*Problem to work on:*
Search the data for the string "Cercado" and gather each line it is in.
[Start of Dataset records]
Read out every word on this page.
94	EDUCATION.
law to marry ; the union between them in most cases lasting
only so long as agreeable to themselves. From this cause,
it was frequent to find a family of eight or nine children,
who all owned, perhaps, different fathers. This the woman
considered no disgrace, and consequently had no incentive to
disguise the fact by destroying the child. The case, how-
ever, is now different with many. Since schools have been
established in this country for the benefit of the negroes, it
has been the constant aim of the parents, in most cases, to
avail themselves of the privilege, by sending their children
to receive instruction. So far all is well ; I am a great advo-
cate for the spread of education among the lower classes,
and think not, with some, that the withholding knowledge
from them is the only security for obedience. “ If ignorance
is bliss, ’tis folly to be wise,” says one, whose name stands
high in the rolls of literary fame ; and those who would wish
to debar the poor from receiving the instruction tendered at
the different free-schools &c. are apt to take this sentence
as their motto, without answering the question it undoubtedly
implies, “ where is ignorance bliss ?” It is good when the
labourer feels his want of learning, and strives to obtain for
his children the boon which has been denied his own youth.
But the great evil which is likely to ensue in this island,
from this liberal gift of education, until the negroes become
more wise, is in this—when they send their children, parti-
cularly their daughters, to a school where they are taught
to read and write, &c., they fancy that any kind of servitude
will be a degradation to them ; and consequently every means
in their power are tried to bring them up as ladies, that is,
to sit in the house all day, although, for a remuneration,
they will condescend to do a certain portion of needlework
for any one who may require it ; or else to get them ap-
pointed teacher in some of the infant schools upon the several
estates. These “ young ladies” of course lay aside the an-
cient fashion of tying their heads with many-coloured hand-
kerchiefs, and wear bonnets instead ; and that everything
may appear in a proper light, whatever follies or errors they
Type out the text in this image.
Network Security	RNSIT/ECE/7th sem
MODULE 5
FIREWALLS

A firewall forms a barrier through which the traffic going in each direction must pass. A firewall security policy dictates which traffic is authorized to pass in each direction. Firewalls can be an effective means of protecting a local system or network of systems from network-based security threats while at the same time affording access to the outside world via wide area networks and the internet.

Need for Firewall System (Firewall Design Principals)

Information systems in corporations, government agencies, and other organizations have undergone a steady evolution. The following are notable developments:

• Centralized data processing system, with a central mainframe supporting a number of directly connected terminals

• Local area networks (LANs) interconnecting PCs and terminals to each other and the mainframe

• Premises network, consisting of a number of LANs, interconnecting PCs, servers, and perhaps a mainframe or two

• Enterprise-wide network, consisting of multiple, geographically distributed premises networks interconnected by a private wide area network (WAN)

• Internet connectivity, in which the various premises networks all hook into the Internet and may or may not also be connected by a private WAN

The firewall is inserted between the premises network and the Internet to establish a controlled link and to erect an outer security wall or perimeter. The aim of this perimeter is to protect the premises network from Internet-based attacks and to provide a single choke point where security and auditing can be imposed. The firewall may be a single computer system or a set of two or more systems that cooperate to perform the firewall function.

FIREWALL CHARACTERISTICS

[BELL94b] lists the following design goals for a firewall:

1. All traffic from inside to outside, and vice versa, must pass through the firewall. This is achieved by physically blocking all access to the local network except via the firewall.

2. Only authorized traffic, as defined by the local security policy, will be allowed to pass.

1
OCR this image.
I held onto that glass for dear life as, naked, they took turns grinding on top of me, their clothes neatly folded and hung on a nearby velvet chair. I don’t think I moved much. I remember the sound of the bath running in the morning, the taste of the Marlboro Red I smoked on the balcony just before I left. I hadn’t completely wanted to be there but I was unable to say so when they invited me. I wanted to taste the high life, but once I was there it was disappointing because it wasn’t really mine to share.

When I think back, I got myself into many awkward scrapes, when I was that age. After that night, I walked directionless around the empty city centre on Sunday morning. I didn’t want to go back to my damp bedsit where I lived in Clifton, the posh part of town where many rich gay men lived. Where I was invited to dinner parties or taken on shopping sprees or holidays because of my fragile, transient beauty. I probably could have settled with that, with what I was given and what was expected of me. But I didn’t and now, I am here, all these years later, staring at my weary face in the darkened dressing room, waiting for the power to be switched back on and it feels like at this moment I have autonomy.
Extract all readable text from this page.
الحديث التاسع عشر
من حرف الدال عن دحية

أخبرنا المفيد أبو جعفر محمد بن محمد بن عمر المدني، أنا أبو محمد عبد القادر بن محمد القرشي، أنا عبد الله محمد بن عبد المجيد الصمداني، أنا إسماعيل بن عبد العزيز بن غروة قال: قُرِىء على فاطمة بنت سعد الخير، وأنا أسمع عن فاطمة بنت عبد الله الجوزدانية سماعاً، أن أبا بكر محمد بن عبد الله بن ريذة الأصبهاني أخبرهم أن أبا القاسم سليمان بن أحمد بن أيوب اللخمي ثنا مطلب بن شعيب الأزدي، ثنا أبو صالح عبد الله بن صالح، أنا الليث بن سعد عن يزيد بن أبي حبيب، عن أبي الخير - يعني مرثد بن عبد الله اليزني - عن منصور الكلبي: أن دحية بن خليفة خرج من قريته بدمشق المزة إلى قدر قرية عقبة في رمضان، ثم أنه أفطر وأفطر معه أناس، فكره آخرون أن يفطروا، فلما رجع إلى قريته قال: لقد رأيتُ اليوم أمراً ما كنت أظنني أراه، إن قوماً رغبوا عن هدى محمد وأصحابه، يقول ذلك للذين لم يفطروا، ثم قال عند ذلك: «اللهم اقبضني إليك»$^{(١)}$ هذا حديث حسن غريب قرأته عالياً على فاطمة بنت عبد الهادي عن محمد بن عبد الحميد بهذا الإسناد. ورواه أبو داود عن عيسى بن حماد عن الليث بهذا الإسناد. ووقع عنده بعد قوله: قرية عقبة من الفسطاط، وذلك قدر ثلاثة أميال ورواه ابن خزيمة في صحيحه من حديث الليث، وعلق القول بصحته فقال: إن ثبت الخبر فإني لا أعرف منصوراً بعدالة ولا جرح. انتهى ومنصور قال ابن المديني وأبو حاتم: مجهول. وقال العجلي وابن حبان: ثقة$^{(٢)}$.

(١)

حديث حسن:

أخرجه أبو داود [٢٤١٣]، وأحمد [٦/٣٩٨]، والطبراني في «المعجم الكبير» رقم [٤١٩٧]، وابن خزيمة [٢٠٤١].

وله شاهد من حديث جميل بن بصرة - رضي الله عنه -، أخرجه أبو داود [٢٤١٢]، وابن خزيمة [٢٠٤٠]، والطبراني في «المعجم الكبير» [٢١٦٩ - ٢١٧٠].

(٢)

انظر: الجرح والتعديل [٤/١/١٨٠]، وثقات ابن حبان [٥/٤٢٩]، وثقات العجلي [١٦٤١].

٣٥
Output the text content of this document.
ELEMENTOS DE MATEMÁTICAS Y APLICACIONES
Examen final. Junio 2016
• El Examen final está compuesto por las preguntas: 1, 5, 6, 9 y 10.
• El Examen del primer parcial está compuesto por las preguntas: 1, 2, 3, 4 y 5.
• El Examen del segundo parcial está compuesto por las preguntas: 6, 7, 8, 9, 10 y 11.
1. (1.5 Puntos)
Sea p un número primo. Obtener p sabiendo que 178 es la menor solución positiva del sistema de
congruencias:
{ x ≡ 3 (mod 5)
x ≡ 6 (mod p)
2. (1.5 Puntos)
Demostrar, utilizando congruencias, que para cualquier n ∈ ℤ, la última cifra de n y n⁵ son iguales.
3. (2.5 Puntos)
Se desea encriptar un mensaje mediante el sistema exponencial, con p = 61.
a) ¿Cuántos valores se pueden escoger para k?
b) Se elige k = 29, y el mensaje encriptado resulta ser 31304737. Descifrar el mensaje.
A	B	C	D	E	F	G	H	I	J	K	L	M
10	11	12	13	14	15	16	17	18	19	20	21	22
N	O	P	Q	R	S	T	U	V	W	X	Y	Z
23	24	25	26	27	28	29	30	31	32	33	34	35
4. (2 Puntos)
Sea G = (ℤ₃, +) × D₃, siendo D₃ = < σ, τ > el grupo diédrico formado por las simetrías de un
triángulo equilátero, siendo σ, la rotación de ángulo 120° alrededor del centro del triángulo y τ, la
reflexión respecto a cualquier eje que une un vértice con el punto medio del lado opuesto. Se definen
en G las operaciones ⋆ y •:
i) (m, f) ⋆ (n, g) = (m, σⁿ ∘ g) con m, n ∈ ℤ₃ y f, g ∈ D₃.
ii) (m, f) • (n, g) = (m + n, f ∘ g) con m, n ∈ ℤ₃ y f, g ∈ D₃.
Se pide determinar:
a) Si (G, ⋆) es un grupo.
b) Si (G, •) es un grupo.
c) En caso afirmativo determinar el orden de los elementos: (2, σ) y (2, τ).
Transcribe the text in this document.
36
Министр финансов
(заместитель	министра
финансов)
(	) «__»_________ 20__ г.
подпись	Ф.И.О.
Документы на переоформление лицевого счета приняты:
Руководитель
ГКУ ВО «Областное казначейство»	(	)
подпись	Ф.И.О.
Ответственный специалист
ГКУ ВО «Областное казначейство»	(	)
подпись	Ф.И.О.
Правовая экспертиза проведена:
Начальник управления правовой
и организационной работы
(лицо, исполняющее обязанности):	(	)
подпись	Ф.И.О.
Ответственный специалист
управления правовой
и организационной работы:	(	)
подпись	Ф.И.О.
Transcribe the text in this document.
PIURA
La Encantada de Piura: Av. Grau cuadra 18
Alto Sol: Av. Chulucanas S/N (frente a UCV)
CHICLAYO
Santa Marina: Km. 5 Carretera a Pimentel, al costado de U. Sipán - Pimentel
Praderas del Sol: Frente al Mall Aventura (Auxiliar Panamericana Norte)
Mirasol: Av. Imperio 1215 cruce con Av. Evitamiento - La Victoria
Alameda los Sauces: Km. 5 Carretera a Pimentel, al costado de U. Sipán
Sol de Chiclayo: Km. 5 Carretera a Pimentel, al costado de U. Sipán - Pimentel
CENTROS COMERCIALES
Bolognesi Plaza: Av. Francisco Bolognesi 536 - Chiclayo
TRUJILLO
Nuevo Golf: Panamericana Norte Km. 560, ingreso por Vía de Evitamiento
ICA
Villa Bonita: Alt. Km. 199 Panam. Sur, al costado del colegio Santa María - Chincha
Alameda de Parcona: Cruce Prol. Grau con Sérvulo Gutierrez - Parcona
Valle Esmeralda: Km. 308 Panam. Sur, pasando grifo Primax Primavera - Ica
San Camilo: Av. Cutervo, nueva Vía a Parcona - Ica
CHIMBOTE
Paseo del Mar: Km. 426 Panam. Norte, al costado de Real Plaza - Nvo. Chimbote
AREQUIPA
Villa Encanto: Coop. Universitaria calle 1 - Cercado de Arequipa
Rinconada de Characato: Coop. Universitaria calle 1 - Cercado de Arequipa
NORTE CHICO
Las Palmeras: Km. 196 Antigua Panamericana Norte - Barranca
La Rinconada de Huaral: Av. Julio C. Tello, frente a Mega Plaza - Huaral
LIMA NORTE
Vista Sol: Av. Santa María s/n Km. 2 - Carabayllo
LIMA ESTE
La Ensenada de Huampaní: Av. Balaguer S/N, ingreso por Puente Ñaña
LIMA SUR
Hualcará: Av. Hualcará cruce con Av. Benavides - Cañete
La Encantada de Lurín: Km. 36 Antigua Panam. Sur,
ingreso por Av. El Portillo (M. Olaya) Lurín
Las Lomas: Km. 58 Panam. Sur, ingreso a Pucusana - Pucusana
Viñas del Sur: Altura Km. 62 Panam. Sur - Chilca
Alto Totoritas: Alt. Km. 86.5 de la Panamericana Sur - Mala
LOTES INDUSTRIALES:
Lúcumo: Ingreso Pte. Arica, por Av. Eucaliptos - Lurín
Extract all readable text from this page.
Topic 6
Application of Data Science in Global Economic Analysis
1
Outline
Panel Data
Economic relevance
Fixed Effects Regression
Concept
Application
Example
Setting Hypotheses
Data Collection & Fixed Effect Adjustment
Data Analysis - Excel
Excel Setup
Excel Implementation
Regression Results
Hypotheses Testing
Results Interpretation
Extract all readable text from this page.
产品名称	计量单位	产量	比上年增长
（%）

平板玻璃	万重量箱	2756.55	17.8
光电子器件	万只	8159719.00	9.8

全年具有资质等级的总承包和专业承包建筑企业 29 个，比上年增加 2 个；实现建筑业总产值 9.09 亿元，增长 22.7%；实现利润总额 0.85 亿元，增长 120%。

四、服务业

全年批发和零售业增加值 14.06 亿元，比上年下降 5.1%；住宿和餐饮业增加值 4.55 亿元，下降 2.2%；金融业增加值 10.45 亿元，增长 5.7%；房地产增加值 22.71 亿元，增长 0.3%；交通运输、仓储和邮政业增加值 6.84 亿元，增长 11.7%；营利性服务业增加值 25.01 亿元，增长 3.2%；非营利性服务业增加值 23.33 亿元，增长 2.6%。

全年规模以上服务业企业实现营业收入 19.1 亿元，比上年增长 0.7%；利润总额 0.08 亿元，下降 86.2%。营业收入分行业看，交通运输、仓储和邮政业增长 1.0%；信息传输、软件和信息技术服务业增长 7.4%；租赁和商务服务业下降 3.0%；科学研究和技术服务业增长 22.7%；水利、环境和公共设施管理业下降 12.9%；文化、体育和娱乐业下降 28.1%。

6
[End of Dataset records]
*Problem solution:*
Villa Encanto: Coop. Universitaria calle 1 - Cercado de Arequipa
Rinconada de Characato: Coop. Universitaria calle 1 - Cercado de Arequipa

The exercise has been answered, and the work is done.